→ **The problem**:
Gather, from the listing beneath this task, every line holding the string "Mews".

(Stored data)
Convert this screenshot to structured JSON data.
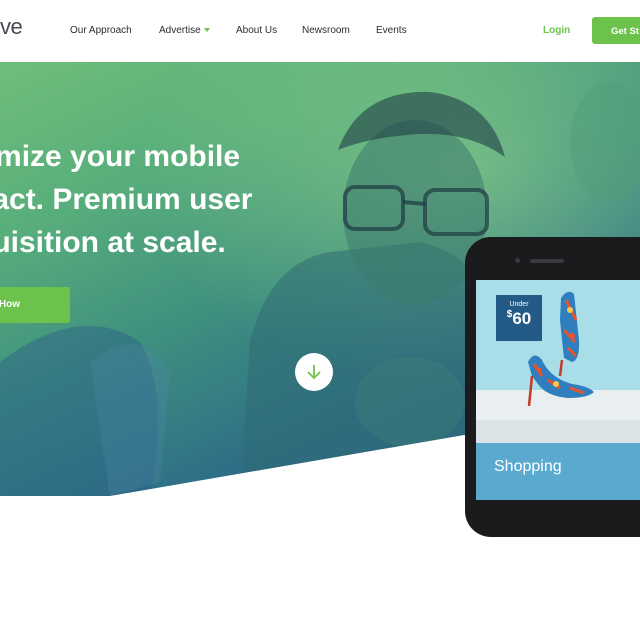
{
  "header": {
    "logo_text": "ve",
    "nav": [
      {
        "label": "Our Approach"
      },
      {
        "label": "Advertise"
      },
      {
        "label": "About Us"
      },
      {
        "label": "Newsroom"
      },
      {
        "label": "Events"
      }
    ],
    "login_label": "Login",
    "get_started_label": "Get St"
  },
  "hero": {
    "headline": [
      "ximize your mobile",
      "oact. Premium user",
      "quisition at scale."
    ],
    "cta_label": "n How"
  },
  "phone": {
    "price_prefix": "Under",
    "price_currency": "$",
    "price_value": "60",
    "shop_label": "Shopping"
  },
  "colors": {
    "accent": "#6cc24a",
    "hero_top": "#6fbe7a",
    "hero_bottom": "#1f5283",
    "shop_bar": "#5aa9cf"
  }
}
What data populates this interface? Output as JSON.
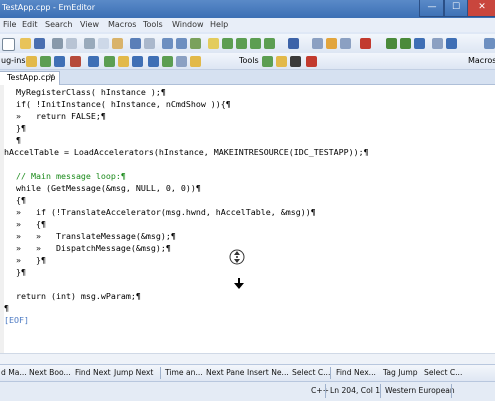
{
  "window": {
    "title": "TestApp.cpp - EmEditor",
    "minimize": "—",
    "maximize": "☐",
    "close": "✕"
  },
  "menu": [
    "File",
    "Edit",
    "Search",
    "View",
    "Macros",
    "Tools",
    "Window",
    "Help"
  ],
  "toolbar2": {
    "plugins_label": "ug-ins",
    "tools_label": "Tools",
    "macros_label": "Macros"
  },
  "tab": {
    "label": "TestApp.cpp",
    "close": "✕"
  },
  "code": [
    "MyRegisterClass( hInstance );¶",
    "if( !InitInstance( hInstance, nCmdShow )){¶",
    "»   return FALSE;¶",
    "}¶",
    "¶",
    "hAccelTable = LoadAccelerators(hInstance, MAKEINTRESOURCE(IDC_TESTAPP));¶",
    "",
    "// Main message loop:¶",
    "while (GetMessage(&msg, NULL, 0, 0))¶",
    "{¶",
    "»   if (!TranslateAccelerator(msg.hwnd, hAccelTable, &msg))¶",
    "»   {¶",
    "»   »   TranslateMessage(&msg);¶",
    "»   »   DispatchMessage(&msg);¶",
    "»   }¶",
    "}¶",
    "",
    "return (int) msg.wParam;¶",
    "¶",
    "[EOF]"
  ],
  "commandbar": [
    "d Ma...",
    "Next Boo...",
    "Find Next",
    "Jump Next",
    "Time an...",
    "Next Pane",
    "Insert Ne...",
    "Select C...",
    "Find Nex...",
    "Tag Jump",
    "Select C..."
  ],
  "status": {
    "lang": "C++",
    "position": "Ln 204, Col 1",
    "encoding": "Western European"
  },
  "colors": {
    "keyword": "#2c5fbf",
    "comment": "#1a8a1a",
    "mark": "#4a78c2",
    "title_bg": "#3b6fb4"
  }
}
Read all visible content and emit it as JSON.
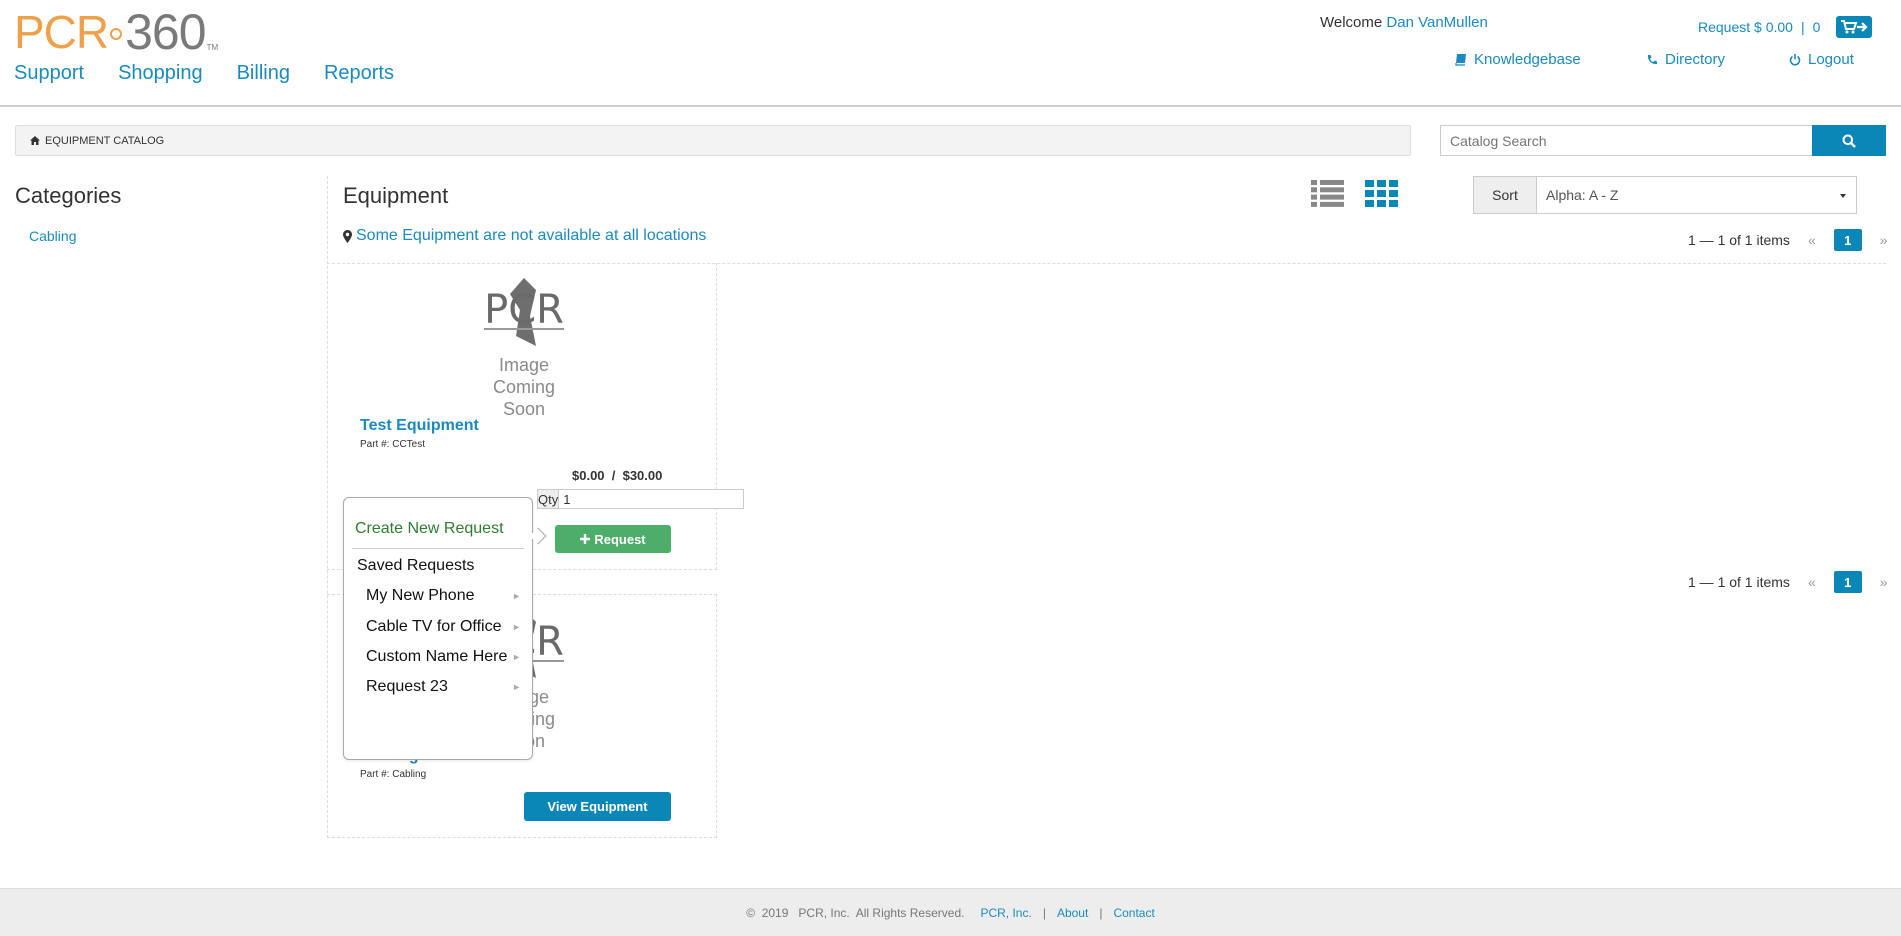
{
  "logo": {
    "brand": "PCR",
    "number": "360",
    "tm": "TM"
  },
  "nav": [
    "Support",
    "Shopping",
    "Billing",
    "Reports"
  ],
  "header": {
    "welcome": "Welcome",
    "user": "Dan VanMullen",
    "request_label": "Request $ 0.00",
    "cart_count": "0",
    "links": {
      "knowledgebase": "Knowledgebase",
      "directory": "Directory",
      "logout": "Logout"
    }
  },
  "breadcrumb": "EQUIPMENT CATALOG",
  "search": {
    "placeholder": "Catalog Search"
  },
  "sidebar": {
    "title": "Categories",
    "items": [
      "Cabling"
    ]
  },
  "main": {
    "title": "Equipment",
    "availability_note": "Some Equipment are not available at all locations",
    "sort_label": "Sort",
    "sort_value": "Alpha: A - Z",
    "pager_text": "1 — 1 of 1 items",
    "pager_prev": "«",
    "pager_page": "1",
    "pager_next": "»"
  },
  "placeholder": {
    "logo_text": "PCR",
    "line1": "Image",
    "line2": "Coming Soon"
  },
  "products": [
    {
      "name": "Test Equipment",
      "part": "Part #: CCTest",
      "price": "$0.00  /  $30.00",
      "qty_label": "Qty",
      "qty_value": "1",
      "button": "Request"
    },
    {
      "name": "Cabling",
      "part": "Part #: Cabling",
      "button": "View Equipment"
    }
  ],
  "popup": {
    "create": "Create New Request",
    "saved_title": "Saved Requests",
    "saved": [
      "My New Phone",
      "Cable TV for Office",
      "Custom Name Here",
      "Request 23"
    ]
  },
  "footer": {
    "copyright": "©  2019   PCR, Inc.  All Rights Reserved.",
    "links": [
      "PCR, Inc.",
      "About",
      "Contact"
    ]
  },
  "colors": {
    "brand_orange": "#f0a04b",
    "link_blue": "#1a8ac0",
    "primary": "#0a86b7",
    "success": "#4cae6a"
  }
}
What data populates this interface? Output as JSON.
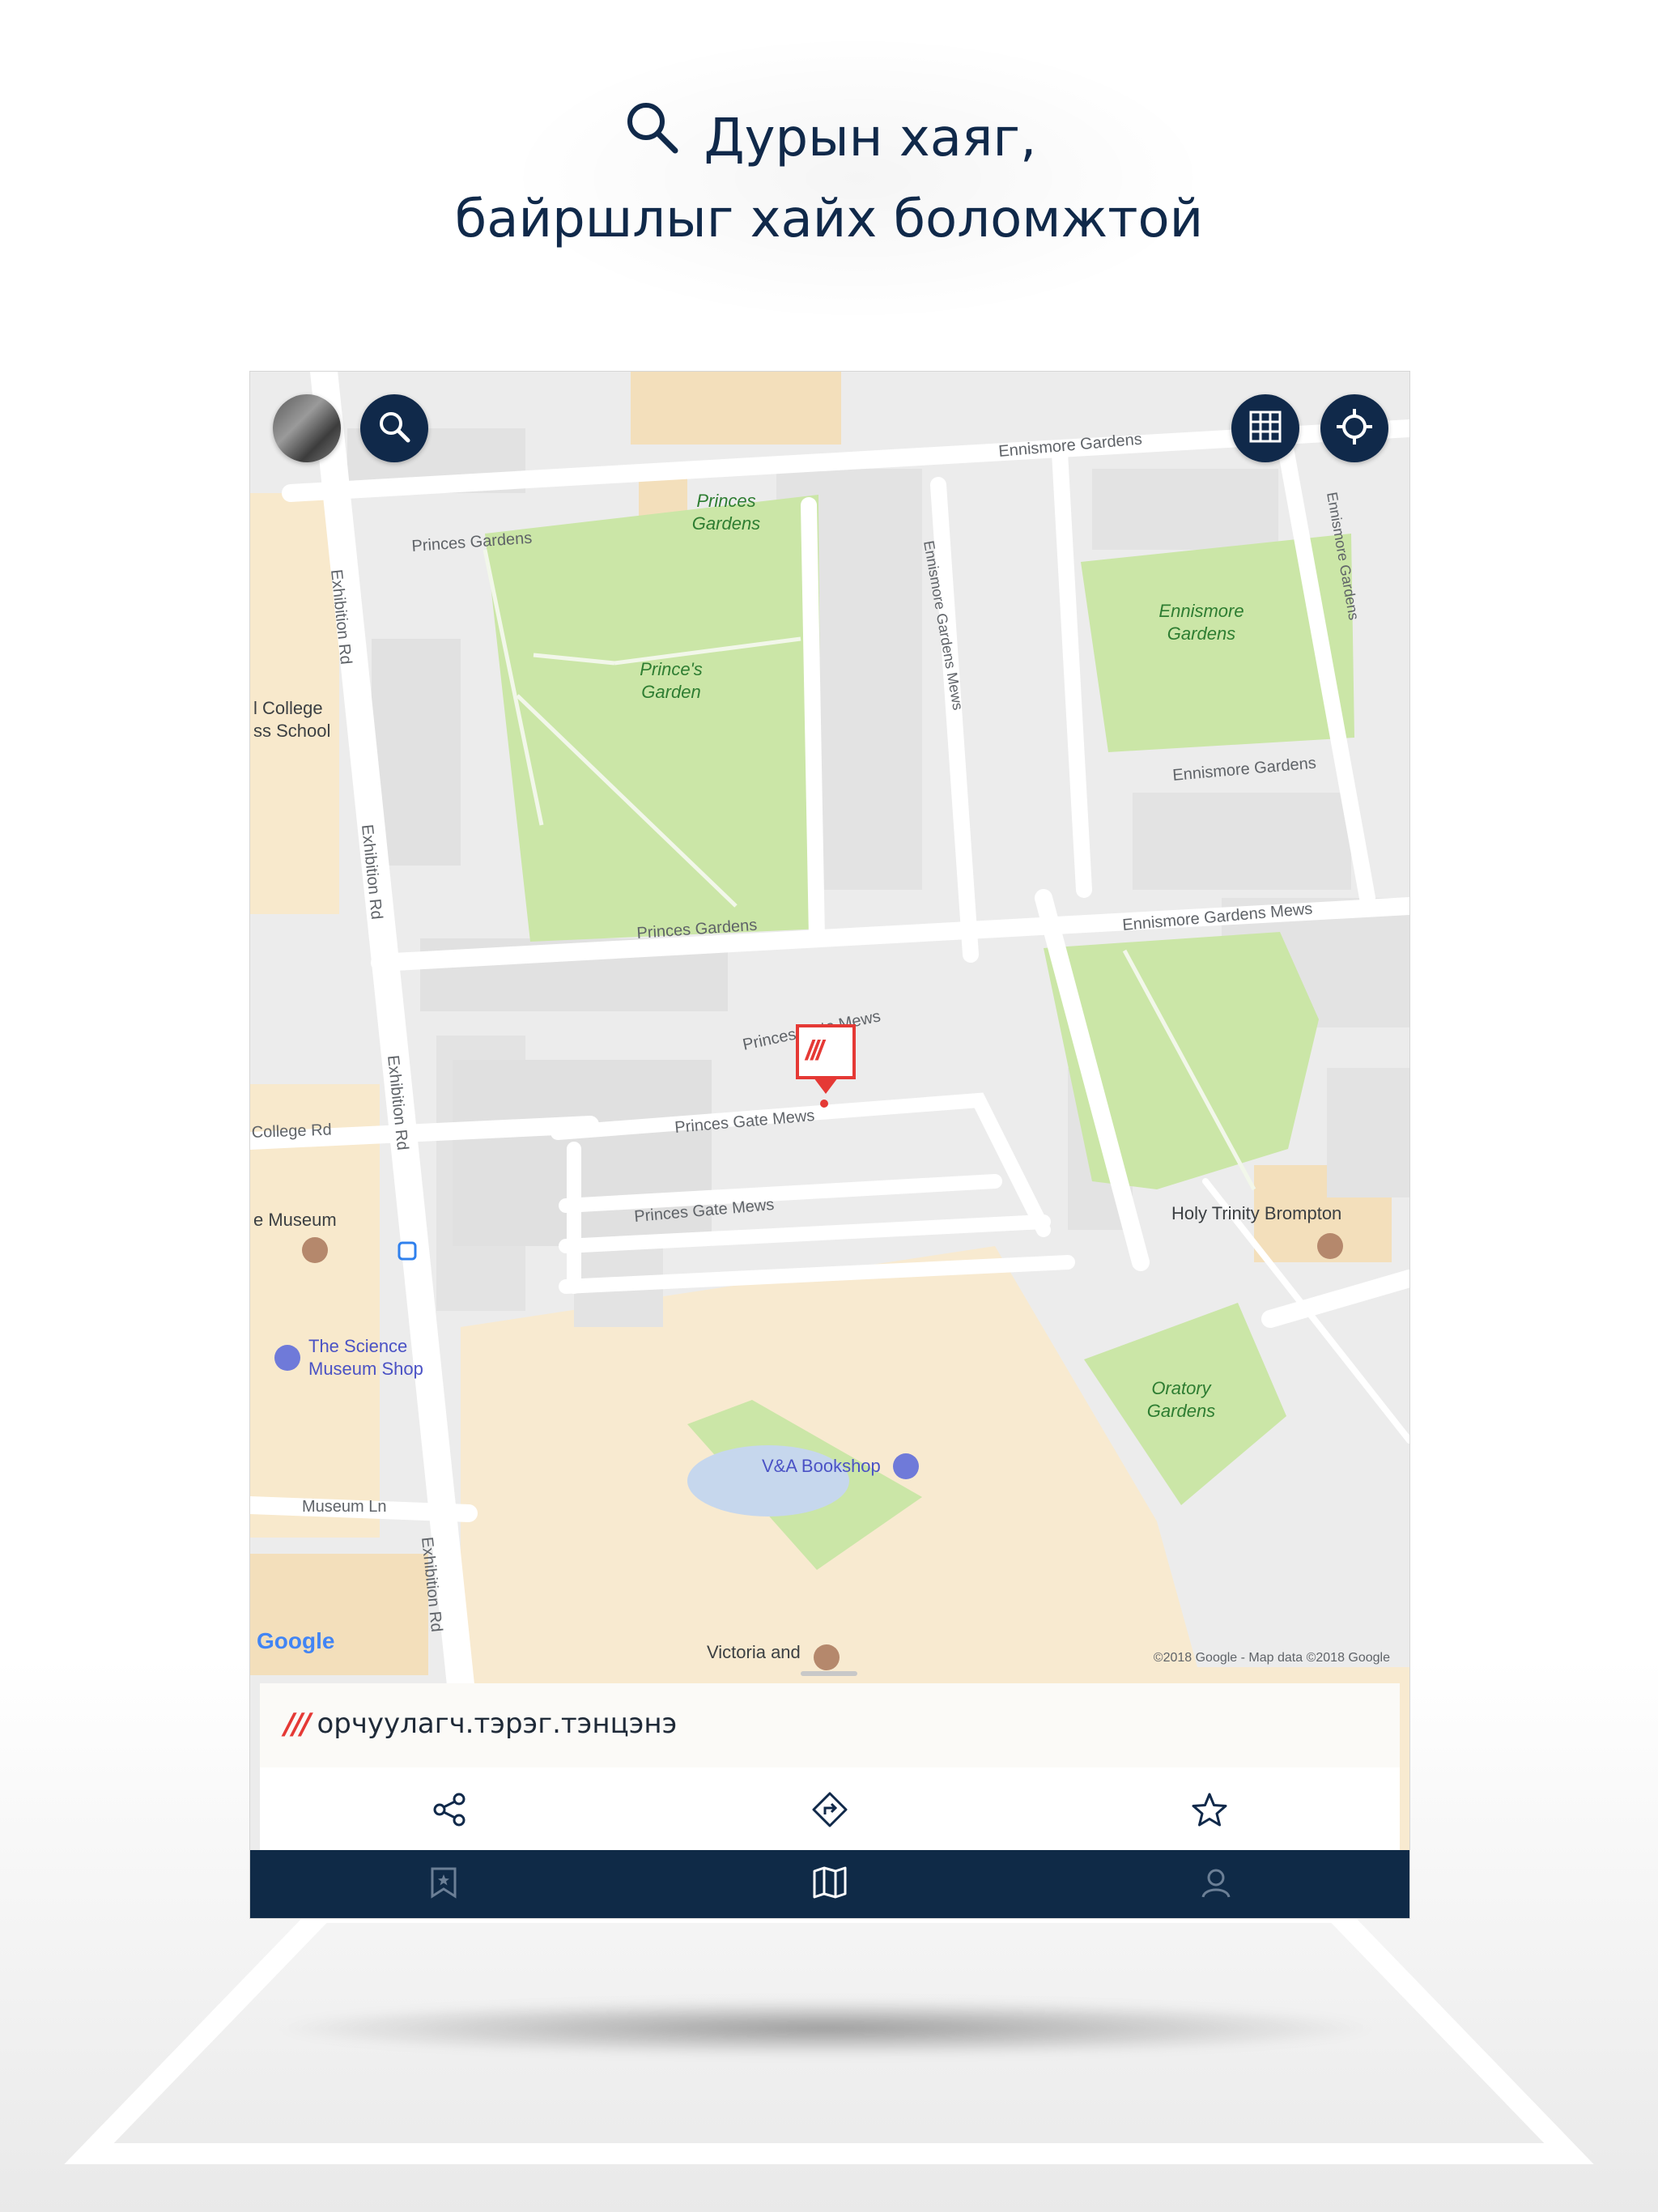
{
  "header": {
    "line1": "Дурын хаяг,",
    "line2": "байршлыг хайх боломжтой"
  },
  "map": {
    "streets": {
      "ennismore_gardens_top": "Ennismore Gardens",
      "princes_gardens_top": "Princes Gardens",
      "exhibition_rd_1": "Exhibition Rd",
      "exhibition_rd_2": "Exhibition Rd",
      "exhibition_rd_3": "Exhibition Rd",
      "exhibition_rd_4": "Exhibition Rd",
      "ennismore_gardens_mews_vertical": "Ennismore Gardens Mews",
      "ennismore_gardens_right": "Ennismore Gardens",
      "ennismore_gardens_mid": "Ennismore Gardens",
      "ennismore_gardens_mews": "Ennismore Gardens Mews",
      "princes_gardens_bottom": "Princes Gardens",
      "princes_gate_mews_1": "Princes Gate Mews",
      "princes_gate_mews_2": "Princes Gate Mews",
      "princes_gate_mews_3": "Princes Gate Mews",
      "college_rd": "College Rd",
      "museum_ln": "Museum Ln"
    },
    "parks": {
      "princes_gardens": "Princes\nGardens",
      "princes_garden": "Prince's\nGarden",
      "ennismore_gardens": "Ennismore\nGardens",
      "oratory_gardens": "Oratory\nGardens"
    },
    "pois": {
      "college": "l College\nss School",
      "museum": "e Museum",
      "science_shop": "The Science\nMuseum Shop",
      "va_bookshop": "V&A Bookshop",
      "holy_trinity": "Holy Trinity Brompton",
      "victoria": "Victoria and"
    },
    "google": "Google",
    "copyright": "©2018 Google - Map data ©2018 Google",
    "marker_logo": "///"
  },
  "card": {
    "logo": "///",
    "title": "орчуулагч.тэрэг.тэнцэнэ"
  },
  "colors": {
    "navy": "#10294a",
    "park": "#c8e6a8",
    "road": "#ffffff",
    "building": "#e4e4e4",
    "beige": "#f9ebcf",
    "brand_red": "#e53935"
  },
  "icons": {
    "top_left": [
      "avatar",
      "search-icon"
    ],
    "top_right": [
      "grid-icon",
      "crosshair-icon"
    ],
    "card_actions": [
      "share-icon",
      "directions-icon",
      "star-icon"
    ],
    "tabs": [
      "bookmark-star-icon",
      "map-icon",
      "user-icon"
    ]
  }
}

→ **Solution for this task**:
      "ennismore_gardens_mews_vertical": "Ennismore Gardens Mews",
      "ennismore_gardens_mews": "Ennismore Gardens Mews",
      "princes_gate_mews_1": "Princes Gate Mews",
      "princes_gate_mews_2": "Princes Gate Mews",
      "princes_gate_mews_3": "Princes Gate Mews",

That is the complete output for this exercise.